**Entries from a visual dataset**.

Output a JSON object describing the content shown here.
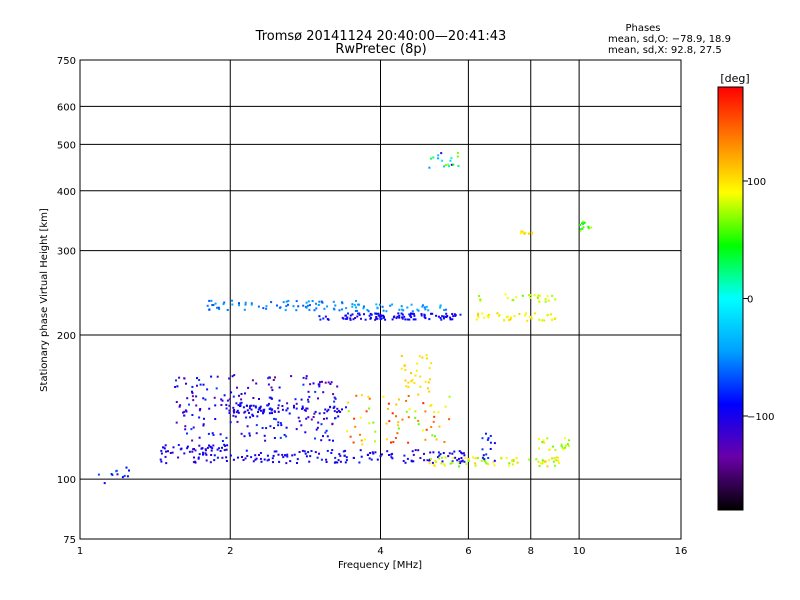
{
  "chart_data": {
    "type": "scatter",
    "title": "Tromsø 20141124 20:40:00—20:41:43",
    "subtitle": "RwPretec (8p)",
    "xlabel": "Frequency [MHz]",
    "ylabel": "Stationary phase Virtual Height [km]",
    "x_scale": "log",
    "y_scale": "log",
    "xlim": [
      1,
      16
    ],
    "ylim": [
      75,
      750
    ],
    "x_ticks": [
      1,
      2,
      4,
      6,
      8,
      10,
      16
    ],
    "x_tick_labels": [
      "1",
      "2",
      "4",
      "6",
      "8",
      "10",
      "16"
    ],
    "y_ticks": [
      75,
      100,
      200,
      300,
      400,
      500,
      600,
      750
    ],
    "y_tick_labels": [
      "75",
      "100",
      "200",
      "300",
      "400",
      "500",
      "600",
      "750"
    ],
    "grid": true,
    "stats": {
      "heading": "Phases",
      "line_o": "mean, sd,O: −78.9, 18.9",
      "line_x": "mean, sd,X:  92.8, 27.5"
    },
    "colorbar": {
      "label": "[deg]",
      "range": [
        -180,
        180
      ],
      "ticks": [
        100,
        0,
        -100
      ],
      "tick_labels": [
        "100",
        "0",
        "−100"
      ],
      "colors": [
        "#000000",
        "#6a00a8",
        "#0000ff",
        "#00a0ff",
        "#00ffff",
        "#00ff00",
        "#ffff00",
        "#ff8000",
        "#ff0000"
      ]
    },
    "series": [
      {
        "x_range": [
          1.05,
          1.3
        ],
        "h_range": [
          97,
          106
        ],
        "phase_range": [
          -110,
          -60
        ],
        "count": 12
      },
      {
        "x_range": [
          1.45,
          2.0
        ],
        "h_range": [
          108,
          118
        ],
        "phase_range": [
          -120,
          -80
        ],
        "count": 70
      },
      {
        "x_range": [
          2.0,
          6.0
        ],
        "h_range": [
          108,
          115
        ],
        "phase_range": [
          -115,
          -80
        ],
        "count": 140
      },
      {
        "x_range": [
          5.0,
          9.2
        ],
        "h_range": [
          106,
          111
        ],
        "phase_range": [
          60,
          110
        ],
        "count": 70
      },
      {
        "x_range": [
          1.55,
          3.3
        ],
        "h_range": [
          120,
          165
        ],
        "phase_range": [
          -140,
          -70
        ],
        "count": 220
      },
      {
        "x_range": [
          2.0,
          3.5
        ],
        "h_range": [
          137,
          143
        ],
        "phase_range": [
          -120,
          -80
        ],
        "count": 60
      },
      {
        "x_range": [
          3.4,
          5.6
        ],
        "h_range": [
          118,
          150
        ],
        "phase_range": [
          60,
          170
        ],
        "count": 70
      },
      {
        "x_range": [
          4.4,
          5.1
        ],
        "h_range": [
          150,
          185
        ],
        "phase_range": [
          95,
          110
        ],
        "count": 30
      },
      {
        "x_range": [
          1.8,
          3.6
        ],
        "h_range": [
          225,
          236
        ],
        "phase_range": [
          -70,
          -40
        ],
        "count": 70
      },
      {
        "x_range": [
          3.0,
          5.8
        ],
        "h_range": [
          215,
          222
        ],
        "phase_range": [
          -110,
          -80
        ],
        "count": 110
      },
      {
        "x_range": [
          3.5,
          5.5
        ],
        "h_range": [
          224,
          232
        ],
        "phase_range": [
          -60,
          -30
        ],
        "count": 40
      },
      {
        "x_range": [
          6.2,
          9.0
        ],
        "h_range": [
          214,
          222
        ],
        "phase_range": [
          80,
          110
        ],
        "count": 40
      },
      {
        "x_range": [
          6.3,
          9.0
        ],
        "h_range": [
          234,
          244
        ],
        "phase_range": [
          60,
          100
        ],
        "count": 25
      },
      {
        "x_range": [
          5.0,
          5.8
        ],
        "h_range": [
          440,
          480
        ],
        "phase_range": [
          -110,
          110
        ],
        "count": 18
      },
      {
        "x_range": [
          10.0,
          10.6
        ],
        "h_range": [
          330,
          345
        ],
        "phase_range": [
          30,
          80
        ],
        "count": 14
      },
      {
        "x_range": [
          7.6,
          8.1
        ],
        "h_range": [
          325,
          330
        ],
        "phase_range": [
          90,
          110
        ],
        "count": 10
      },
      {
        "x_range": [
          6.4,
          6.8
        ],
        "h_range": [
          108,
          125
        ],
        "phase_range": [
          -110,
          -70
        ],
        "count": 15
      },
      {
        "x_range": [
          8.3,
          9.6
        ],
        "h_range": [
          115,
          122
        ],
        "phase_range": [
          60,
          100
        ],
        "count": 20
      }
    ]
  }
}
--
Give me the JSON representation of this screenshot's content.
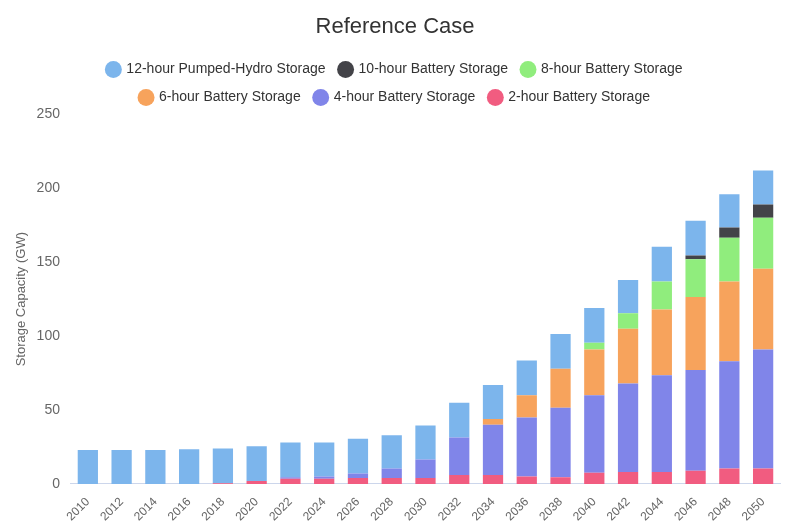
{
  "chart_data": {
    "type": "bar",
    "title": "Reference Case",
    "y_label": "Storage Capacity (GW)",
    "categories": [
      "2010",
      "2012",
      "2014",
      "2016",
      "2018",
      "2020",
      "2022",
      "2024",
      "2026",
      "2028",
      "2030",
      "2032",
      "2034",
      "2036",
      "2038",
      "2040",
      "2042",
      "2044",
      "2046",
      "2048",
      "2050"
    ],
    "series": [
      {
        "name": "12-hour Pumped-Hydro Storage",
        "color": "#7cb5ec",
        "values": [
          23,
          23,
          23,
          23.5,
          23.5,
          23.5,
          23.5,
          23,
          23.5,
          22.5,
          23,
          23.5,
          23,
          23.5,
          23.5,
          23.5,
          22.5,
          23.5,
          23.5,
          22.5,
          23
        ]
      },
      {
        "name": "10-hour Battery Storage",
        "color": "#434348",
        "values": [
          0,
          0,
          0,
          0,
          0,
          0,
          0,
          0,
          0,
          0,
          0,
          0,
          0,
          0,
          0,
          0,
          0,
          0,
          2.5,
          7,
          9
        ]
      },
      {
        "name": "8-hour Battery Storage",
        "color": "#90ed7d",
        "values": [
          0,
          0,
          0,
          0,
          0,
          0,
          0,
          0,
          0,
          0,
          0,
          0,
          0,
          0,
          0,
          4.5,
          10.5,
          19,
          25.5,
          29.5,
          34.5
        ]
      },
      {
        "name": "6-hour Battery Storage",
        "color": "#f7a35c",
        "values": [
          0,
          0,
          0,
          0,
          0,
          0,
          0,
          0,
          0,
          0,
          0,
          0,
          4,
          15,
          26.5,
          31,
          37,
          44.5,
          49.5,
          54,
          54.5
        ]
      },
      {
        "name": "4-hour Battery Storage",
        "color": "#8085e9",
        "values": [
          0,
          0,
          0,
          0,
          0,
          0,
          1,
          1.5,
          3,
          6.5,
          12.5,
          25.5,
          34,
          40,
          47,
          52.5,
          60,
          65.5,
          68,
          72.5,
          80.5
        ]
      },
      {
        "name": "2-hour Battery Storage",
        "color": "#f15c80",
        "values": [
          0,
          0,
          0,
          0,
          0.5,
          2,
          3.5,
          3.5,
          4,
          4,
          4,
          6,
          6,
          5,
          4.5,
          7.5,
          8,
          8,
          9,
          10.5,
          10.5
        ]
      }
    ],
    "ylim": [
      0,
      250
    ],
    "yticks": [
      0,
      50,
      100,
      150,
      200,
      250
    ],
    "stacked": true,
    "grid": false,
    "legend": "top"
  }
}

**Exercise objective**.
Show every line from the listing above in which the string "JSON" appears.

**Completed exercise**.
Output a JSON object describing the content shown here.
Give me the JSON representation of this screenshot's content.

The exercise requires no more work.